- [Problem to work on] Locate the lines of the listing below that hold "name", then copy each of them.
____________
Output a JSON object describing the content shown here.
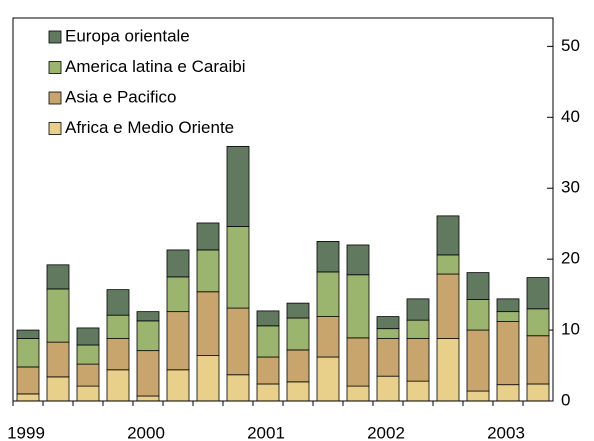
{
  "chart_data": {
    "type": "stacked_bar",
    "categories": [
      "1999",
      null,
      null,
      null,
      "2000",
      null,
      null,
      null,
      "2001",
      null,
      null,
      null,
      "2002",
      null,
      null,
      null,
      "2003",
      null
    ],
    "series": [
      {
        "name": "Africa e Medio Oriente",
        "color": "#e8d08a",
        "values": [
          1.0,
          3.4,
          2.1,
          4.4,
          0.7,
          4.4,
          6.4,
          3.7,
          2.4,
          2.7,
          6.2,
          2.1,
          3.5,
          2.8,
          8.8,
          1.4,
          2.3,
          2.4
        ]
      },
      {
        "name": "Asia e Pacifico",
        "color": "#c9a56e",
        "values": [
          3.8,
          4.9,
          3.1,
          4.4,
          6.4,
          8.2,
          9.0,
          9.4,
          3.8,
          4.5,
          5.7,
          6.8,
          5.3,
          6.0,
          9.1,
          8.6,
          8.9,
          6.8
        ]
      },
      {
        "name": "America latina e Caraibi",
        "color": "#9cb56e",
        "values": [
          4.0,
          7.5,
          2.7,
          3.3,
          4.2,
          4.9,
          5.9,
          11.5,
          4.4,
          4.5,
          6.3,
          8.9,
          1.4,
          2.6,
          2.7,
          4.3,
          1.4,
          3.8
        ]
      },
      {
        "name": "Europa orientale",
        "color": "#617a5f",
        "values": [
          1.2,
          3.4,
          2.4,
          3.6,
          1.3,
          3.8,
          3.8,
          11.3,
          2.1,
          2.1,
          4.3,
          4.2,
          1.7,
          3.0,
          5.5,
          3.8,
          1.8,
          4.4
        ]
      }
    ],
    "ylim": [
      0,
      54
    ],
    "yticks": [
      0,
      10,
      20,
      30,
      40,
      50
    ],
    "y_axis_side": "right",
    "legend": "upper left"
  }
}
____________
- [Task solution]
        "name": "Africa e Medio Oriente",
        "name": "Asia e Pacifico",
        "name": "America latina e Caraibi",
        "name": "Europa orientale",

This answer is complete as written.